-- Goal --
Determine how many lines of the data below contain "électrique", then give only that number.

-- Dataset entries --
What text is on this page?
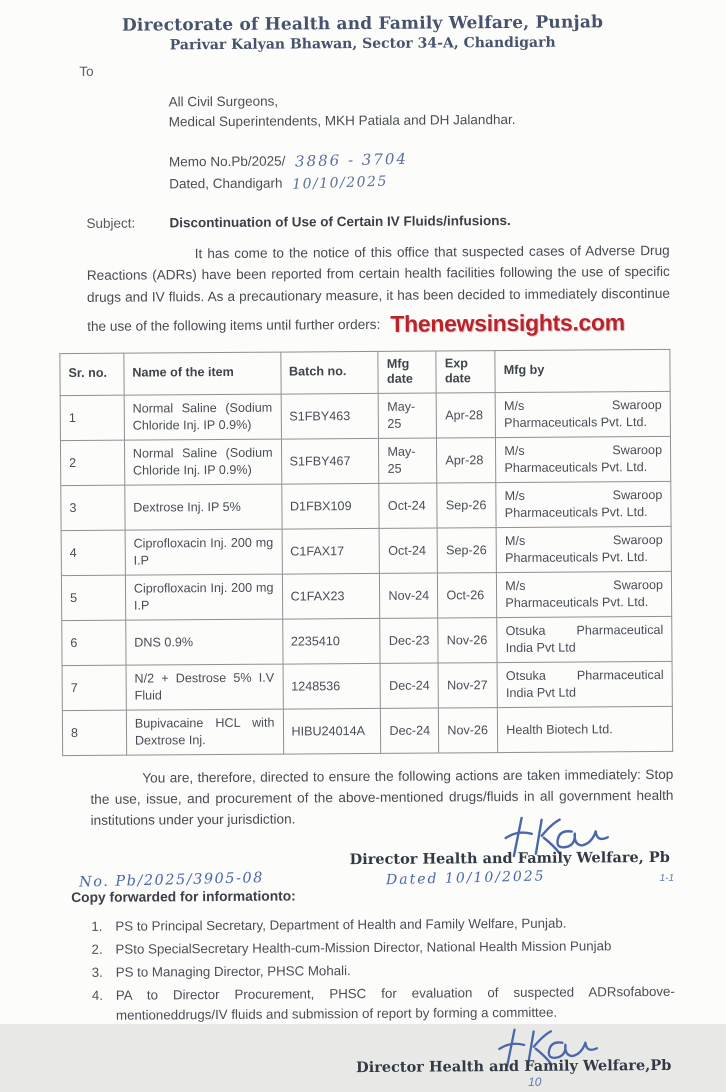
Directorate of Health and Family Welfare, Punjab
Parivar Kalyan Bhawan, Sector 34-A, Chandigarh
To
All Civil Surgeons,
Medical Superintendents, MKH Patiala and DH Jalandhar.
Memo No.Pb/2025/ 3886 - 3704
Dated, Chandigarh 10/10/2025
Subject:	Discontinuation of Use of Certain IV Fluids/infusions.
It has come to the notice of this office that suspected cases of Adverse Drug Reactions (ADRs) have been reported from certain health facilities following the use of specific drugs and IV fluids. As a precautionary measure, it has been decided to immediately discontinue the use of the following items until further orders: Thenewsinsights.com
Sr. no.	Name of the item	Batch no.	Mfg date	Exp date	Mfg by
1	Normal Saline (Sodium Chloride Inj. IP 0.9%)	S1FBY463	May-25	Apr-28	M/s Swaroop Pharmaceuticals Pvt. Ltd.
2	Normal Saline (Sodium Chloride Inj. IP 0.9%)	S1FBY467	May-25	Apr-28	M/s Swaroop Pharmaceuticals Pvt. Ltd.
3	Dextrose Inj. IP 5%	D1FBX109	Oct-24	Sep-26	M/s Swaroop Pharmaceuticals Pvt. Ltd.
4	Ciprofloxacin Inj. 200 mg I.P	C1FAX17	Oct-24	Sep-26	M/s Swaroop Pharmaceuticals Pvt. Ltd.
5	Ciprofloxacin Inj. 200 mg I.P	C1FAX23	Nov-24	Oct-26	M/s Swaroop Pharmaceuticals Pvt. Ltd.
6	DNS 0.9%	2235410	Dec-23	Nov-26	Otsuka Pharmaceutical India Pvt Ltd
7	N/2 + Destrose 5% I.V Fluid	1248536	Dec-24	Nov-27	Otsuka Pharmaceutical India Pvt Ltd
8	Bupivacaine HCL with Dextrose Inj.	HIBU24014A	Dec-24	Nov-26	Health Biotech Ltd.
You are, therefore, directed to ensure the following actions are taken immediately: Stop the use, issue, and procurement of the above-mentioned drugs/fluids in all government health institutions under your jurisdiction.
Director Health and Family Welfare, Pb
No. Pb/2025/3905-08	Dated 10/10/2025	1-1
Copy forwarded for informationto:
PS to Principal Secretary, Department of Health and Family Welfare, Punjab.
PSto SpecialSecretary Health-cum-Mission Director, National Health Mission Punjab
PS to Managing Director, PHSC Mohali.
PA to Director Procurement, PHSC for evaluation of suspected ADRsofabove-mentioneddrugs/IV fluids and submission of report by forming a committee.
Director Health and Family Welfare,Pb
10
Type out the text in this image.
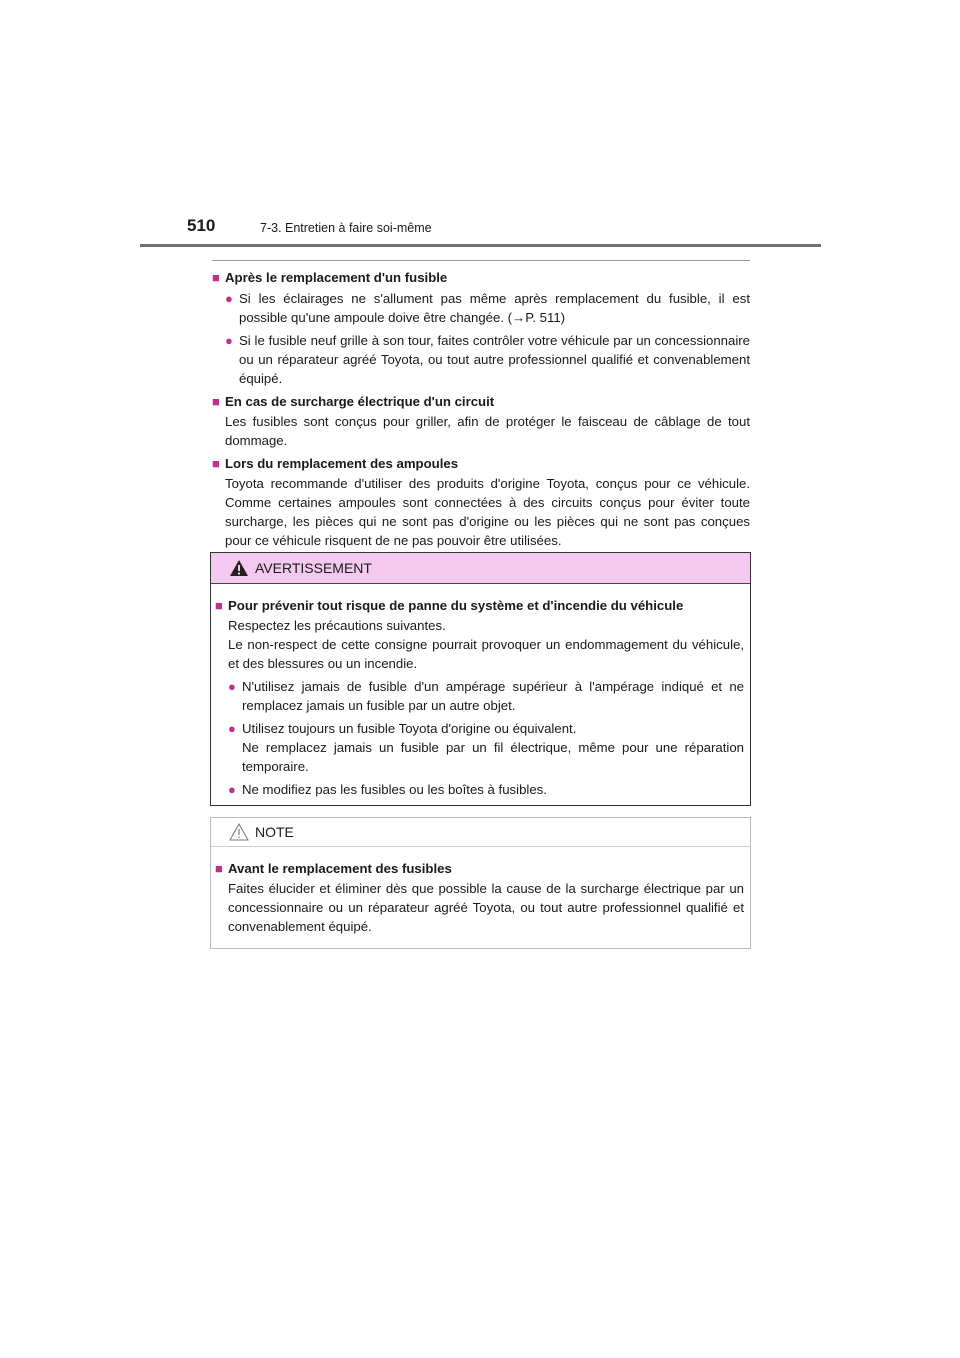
510	7-3. Entretien à faire soi-même
■ Après le remplacement d'un fusible
● Si les éclairages ne s'allument pas même après remplacement du fusible, il est possible qu'une ampoule doive être changée. (→P. 511)
● Si le fusible neuf grille à son tour, faites contrôler votre véhicule par un concessionnaire ou un réparateur agréé Toyota, ou tout autre professionnel qualifié et convenablement équipé.
■ En cas de surcharge électrique d'un circuit
Les fusibles sont conçus pour griller, afin de protéger le faisceau de câblage de tout dommage.
■ Lors du remplacement des ampoules
Toyota recommande d'utiliser des produits d'origine Toyota, conçus pour ce véhicule. Comme certaines ampoules sont connectées à des circuits conçus pour éviter toute surcharge, les pièces qui ne sont pas d'origine ou les pièces qui ne sont pas conçues pour ce véhicule risquent de ne pas pouvoir être utilisées.
AVERTISSEMENT
■ Pour prévenir tout risque de panne du système et d'incendie du véhicule
Respectez les précautions suivantes.
Le non-respect de cette consigne pourrait provoquer un endommagement du véhicule, et des blessures ou un incendie.
● N'utilisez jamais de fusible d'un ampérage supérieur à l'ampérage indiqué et ne remplacez jamais un fusible par un autre objet.
● Utilisez toujours un fusible Toyota d'origine ou équivalent.
Ne remplacez jamais un fusible par un fil électrique, même pour une réparation temporaire.
● Ne modifiez pas les fusibles ou les boîtes à fusibles.
NOTE
■ Avant le remplacement des fusibles
Faites élucider et éliminer dès que possible la cause de la surcharge électrique par un concessionnaire ou un réparateur agréé Toyota, ou tout autre professionnel qualifié et convenablement équipé.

-- Task solution --
3